Figure record listings:

+ + + + +

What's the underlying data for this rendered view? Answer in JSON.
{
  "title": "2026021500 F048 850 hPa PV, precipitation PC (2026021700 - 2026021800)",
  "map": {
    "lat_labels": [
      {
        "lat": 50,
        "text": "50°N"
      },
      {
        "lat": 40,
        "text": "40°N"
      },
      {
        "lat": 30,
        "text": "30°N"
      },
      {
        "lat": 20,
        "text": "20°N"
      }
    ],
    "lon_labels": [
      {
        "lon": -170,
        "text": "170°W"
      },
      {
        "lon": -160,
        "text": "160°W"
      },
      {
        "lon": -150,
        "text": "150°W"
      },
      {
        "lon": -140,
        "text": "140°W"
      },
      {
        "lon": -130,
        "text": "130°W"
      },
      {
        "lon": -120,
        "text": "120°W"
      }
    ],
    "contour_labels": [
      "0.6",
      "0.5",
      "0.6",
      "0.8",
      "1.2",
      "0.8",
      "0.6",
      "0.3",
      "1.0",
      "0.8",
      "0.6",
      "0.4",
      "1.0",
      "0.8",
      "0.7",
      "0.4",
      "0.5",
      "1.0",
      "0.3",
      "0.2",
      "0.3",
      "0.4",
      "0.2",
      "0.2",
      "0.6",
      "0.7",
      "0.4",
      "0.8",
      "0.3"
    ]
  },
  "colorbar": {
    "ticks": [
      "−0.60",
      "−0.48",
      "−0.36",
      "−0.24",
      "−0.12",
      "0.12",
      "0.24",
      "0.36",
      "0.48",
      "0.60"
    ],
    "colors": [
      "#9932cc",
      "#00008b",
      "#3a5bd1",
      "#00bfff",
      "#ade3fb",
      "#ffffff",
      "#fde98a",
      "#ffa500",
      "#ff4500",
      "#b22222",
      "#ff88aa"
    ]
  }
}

+ + + + +

Set problem: Write every record out again, unaltered.

Task solution:
What's the underlying data for this rendered view? Answer in JSON.
{
  "title": "2026021500 F048 850 hPa PV, precipitation PC (2026021700 - 2026021800)",
  "map": {
    "lat_labels": [
      {
        "lat": 50,
        "text": "50°N"
      },
      {
        "lat": 40,
        "text": "40°N"
      },
      {
        "lat": 30,
        "text": "30°N"
      },
      {
        "lat": 20,
        "text": "20°N"
      }
    ],
    "lon_labels": [
      {
        "lon": -170,
        "text": "170°W"
      },
      {
        "lon": -160,
        "text": "160°W"
      },
      {
        "lon": -150,
        "text": "150°W"
      },
      {
        "lon": -140,
        "text": "140°W"
      },
      {
        "lon": -130,
        "text": "130°W"
      },
      {
        "lon": -120,
        "text": "120°W"
      }
    ],
    "contour_labels": [
      "0.6",
      "0.5",
      "0.6",
      "0.8",
      "1.2",
      "0.8",
      "0.6",
      "0.3",
      "1.0",
      "0.8",
      "0.6",
      "0.4",
      "1.0",
      "0.8",
      "0.7",
      "0.4",
      "0.5",
      "1.0",
      "0.3",
      "0.2",
      "0.3",
      "0.4",
      "0.2",
      "0.2",
      "0.6",
      "0.7",
      "0.4",
      "0.8",
      "0.3"
    ]
  },
  "colorbar": {
    "ticks": [
      "−0.60",
      "−0.48",
      "−0.36",
      "−0.24",
      "−0.12",
      "0.12",
      "0.24",
      "0.36",
      "0.48",
      "0.60"
    ],
    "colors": [
      "#9932cc",
      "#00008b",
      "#3a5bd1",
      "#00bfff",
      "#ade3fb",
      "#ffffff",
      "#fde98a",
      "#ffa500",
      "#ff4500",
      "#b22222",
      "#ff88aa"
    ]
  }
}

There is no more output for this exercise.